WHAT TO PRODUCE –
Pull each line holding the word "договоров" from the data.

(Stored records)

▼▼▼

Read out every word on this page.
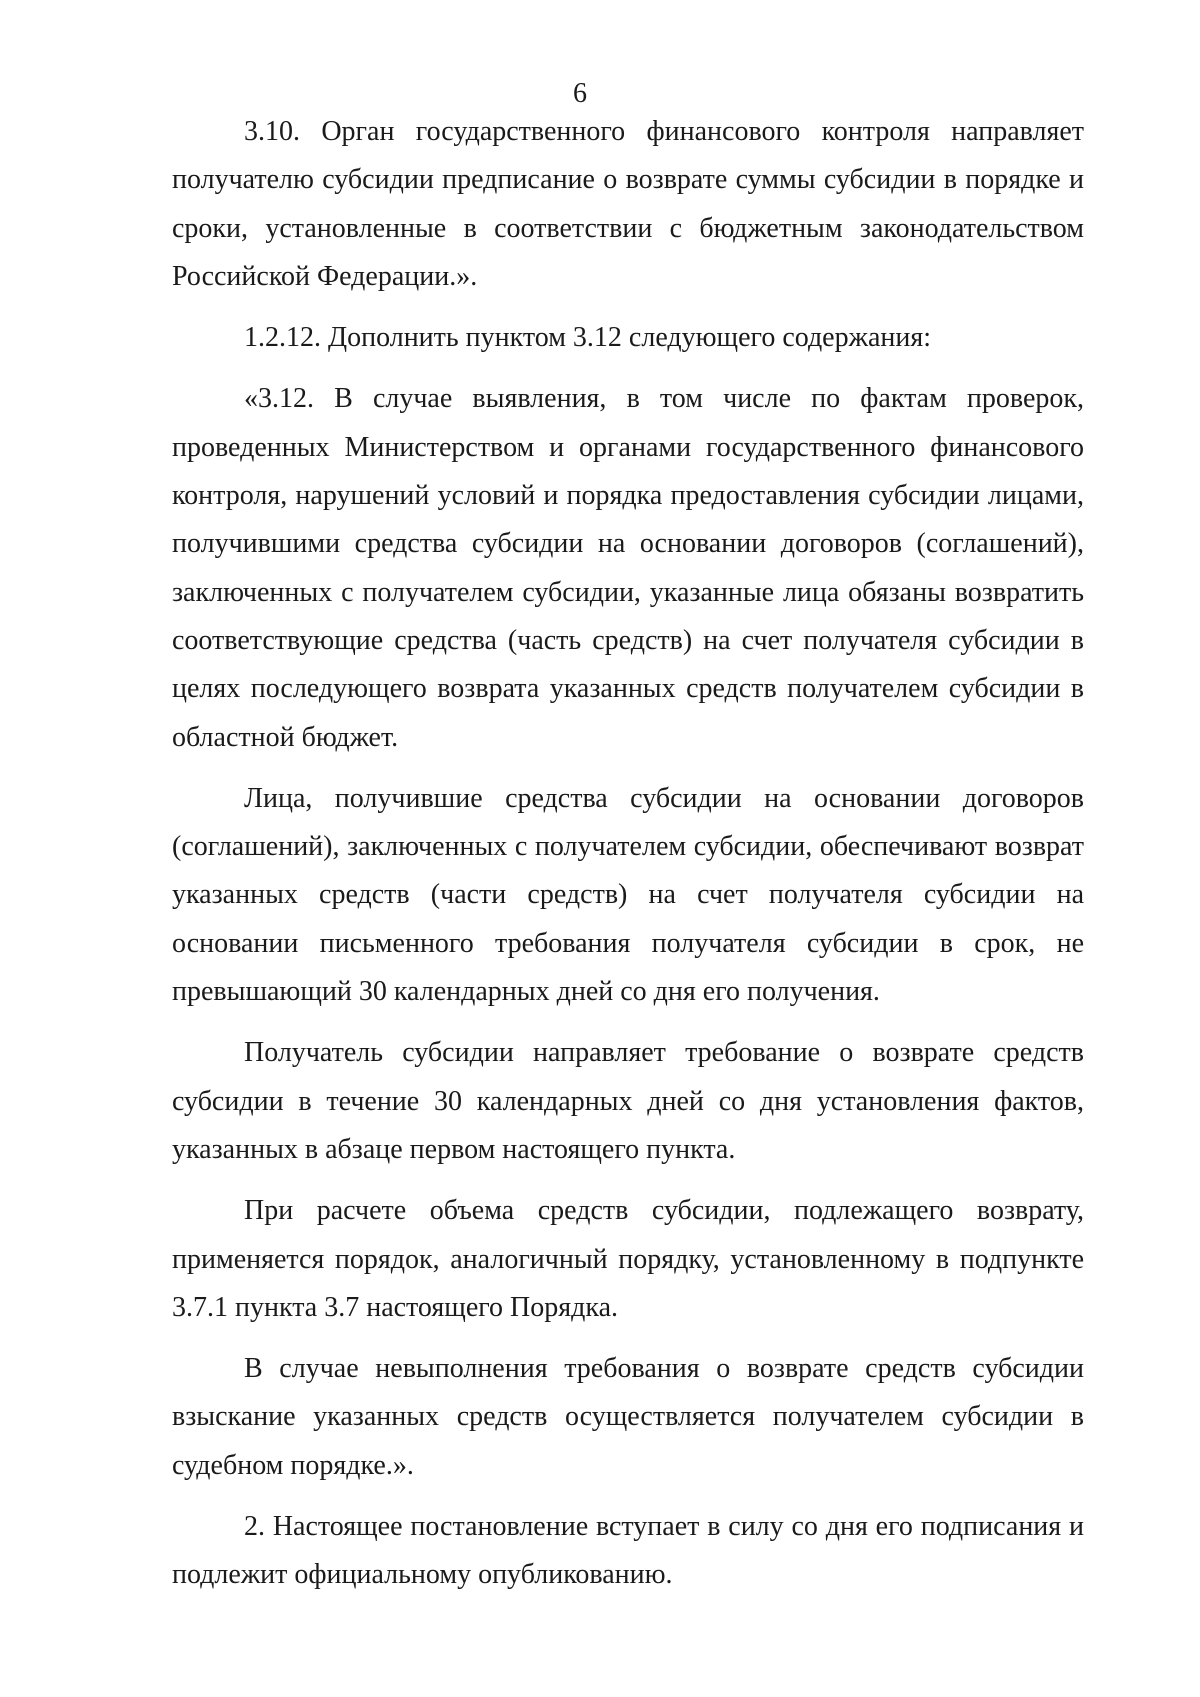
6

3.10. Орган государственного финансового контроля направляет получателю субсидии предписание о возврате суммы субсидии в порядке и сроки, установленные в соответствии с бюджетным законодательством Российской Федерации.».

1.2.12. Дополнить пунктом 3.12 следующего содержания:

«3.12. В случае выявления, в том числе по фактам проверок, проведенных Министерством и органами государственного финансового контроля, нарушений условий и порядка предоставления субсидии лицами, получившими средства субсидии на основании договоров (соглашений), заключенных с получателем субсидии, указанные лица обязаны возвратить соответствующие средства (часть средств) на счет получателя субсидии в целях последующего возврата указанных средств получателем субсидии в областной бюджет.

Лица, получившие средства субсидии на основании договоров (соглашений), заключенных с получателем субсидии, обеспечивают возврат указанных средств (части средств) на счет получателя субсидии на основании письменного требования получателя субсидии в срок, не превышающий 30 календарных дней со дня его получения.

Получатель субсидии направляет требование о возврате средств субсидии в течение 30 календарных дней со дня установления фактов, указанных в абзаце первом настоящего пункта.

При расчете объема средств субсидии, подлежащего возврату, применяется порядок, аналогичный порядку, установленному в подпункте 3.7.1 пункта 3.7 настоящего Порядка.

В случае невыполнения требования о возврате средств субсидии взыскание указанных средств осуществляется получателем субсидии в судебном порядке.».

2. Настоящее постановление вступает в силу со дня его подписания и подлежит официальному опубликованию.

▲▲▲
▼▼▼

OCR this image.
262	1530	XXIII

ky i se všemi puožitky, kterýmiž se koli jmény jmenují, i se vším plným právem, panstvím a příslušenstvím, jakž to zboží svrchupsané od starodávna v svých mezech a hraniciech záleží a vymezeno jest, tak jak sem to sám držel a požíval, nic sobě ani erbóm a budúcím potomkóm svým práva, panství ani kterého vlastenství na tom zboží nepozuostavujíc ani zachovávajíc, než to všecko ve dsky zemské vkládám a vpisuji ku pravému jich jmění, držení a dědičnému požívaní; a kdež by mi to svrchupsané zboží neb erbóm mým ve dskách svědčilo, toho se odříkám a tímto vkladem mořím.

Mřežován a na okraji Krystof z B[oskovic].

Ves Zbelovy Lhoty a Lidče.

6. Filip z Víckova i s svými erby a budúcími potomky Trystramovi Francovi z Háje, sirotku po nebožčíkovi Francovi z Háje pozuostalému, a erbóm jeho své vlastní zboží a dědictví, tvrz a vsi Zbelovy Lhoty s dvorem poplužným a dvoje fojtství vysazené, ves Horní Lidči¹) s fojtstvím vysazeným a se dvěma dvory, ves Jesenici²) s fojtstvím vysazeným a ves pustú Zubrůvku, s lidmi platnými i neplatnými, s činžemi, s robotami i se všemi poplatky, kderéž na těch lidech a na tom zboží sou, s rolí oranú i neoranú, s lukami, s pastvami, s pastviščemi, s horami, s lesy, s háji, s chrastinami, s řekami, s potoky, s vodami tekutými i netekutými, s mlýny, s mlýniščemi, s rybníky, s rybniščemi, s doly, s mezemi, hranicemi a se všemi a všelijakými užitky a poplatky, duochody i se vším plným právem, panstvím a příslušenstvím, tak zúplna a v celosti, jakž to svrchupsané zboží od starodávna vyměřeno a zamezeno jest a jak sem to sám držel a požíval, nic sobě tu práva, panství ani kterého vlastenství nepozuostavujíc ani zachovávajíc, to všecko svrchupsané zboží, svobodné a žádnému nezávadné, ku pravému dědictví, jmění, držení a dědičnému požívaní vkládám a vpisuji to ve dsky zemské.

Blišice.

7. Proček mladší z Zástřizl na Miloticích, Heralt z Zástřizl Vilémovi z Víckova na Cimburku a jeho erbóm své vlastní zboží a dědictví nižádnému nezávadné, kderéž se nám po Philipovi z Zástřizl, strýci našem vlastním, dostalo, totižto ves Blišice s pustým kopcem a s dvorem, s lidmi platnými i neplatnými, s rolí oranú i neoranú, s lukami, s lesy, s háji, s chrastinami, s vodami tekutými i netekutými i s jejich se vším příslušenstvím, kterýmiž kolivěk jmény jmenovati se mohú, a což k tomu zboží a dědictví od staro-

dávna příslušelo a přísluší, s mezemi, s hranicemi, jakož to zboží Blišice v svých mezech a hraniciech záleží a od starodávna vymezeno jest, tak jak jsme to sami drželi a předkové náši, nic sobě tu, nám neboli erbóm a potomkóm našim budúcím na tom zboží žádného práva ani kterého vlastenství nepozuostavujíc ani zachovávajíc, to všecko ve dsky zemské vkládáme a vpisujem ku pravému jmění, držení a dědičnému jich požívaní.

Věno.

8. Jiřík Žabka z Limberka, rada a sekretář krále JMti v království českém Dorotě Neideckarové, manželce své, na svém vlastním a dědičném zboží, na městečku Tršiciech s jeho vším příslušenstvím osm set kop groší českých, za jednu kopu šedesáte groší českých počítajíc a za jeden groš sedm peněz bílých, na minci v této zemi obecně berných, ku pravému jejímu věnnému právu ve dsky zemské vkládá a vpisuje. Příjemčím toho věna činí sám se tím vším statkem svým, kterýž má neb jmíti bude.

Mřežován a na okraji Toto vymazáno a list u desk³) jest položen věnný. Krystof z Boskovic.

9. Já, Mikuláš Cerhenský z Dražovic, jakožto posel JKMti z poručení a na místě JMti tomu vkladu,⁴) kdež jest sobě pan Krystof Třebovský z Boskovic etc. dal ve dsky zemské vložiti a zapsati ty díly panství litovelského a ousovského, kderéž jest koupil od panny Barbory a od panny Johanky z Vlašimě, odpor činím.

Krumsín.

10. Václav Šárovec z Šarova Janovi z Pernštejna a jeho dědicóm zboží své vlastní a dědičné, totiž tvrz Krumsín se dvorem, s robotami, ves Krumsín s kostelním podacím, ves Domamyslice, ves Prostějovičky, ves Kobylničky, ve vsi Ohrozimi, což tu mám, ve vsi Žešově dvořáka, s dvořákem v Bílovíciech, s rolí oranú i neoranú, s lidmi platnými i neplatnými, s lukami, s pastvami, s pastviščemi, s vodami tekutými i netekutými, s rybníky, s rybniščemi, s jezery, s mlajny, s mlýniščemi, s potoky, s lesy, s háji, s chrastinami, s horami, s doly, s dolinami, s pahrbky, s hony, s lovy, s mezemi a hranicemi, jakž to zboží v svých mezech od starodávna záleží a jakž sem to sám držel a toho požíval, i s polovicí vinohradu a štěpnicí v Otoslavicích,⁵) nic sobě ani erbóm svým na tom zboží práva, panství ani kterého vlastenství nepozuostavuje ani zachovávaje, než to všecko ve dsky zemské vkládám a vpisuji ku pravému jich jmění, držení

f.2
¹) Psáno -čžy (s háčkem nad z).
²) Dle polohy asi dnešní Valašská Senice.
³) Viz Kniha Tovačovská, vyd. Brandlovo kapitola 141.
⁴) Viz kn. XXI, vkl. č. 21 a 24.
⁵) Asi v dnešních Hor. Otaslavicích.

▲▲▲

ANSWER TO THIS EXERCISE –
«3.12. В случае выявления, в том числе по фактам проверок, проведенных Министерством и органами государственного финансового контроля, нарушений условий и порядка предоставления субсидии лицами, получившими средства субсидии на основании договоров (соглашений), заключенных с получателем субсидии, указанные лица обязаны возвратить соответствующие средства (часть средств) на счет получателя субсидии в целях последующего возврата указанных средств получателем субсидии в областной бюджет.
Лица, получившие средства субсидии на основании договоров (соглашений), заключенных с получателем субсидии, обеспечивают возврат указанных средств (части средств) на счет получателя субсидии на основании письменного требования получателя субсидии в срок, не превышающий 30 календарных дней со дня его получения.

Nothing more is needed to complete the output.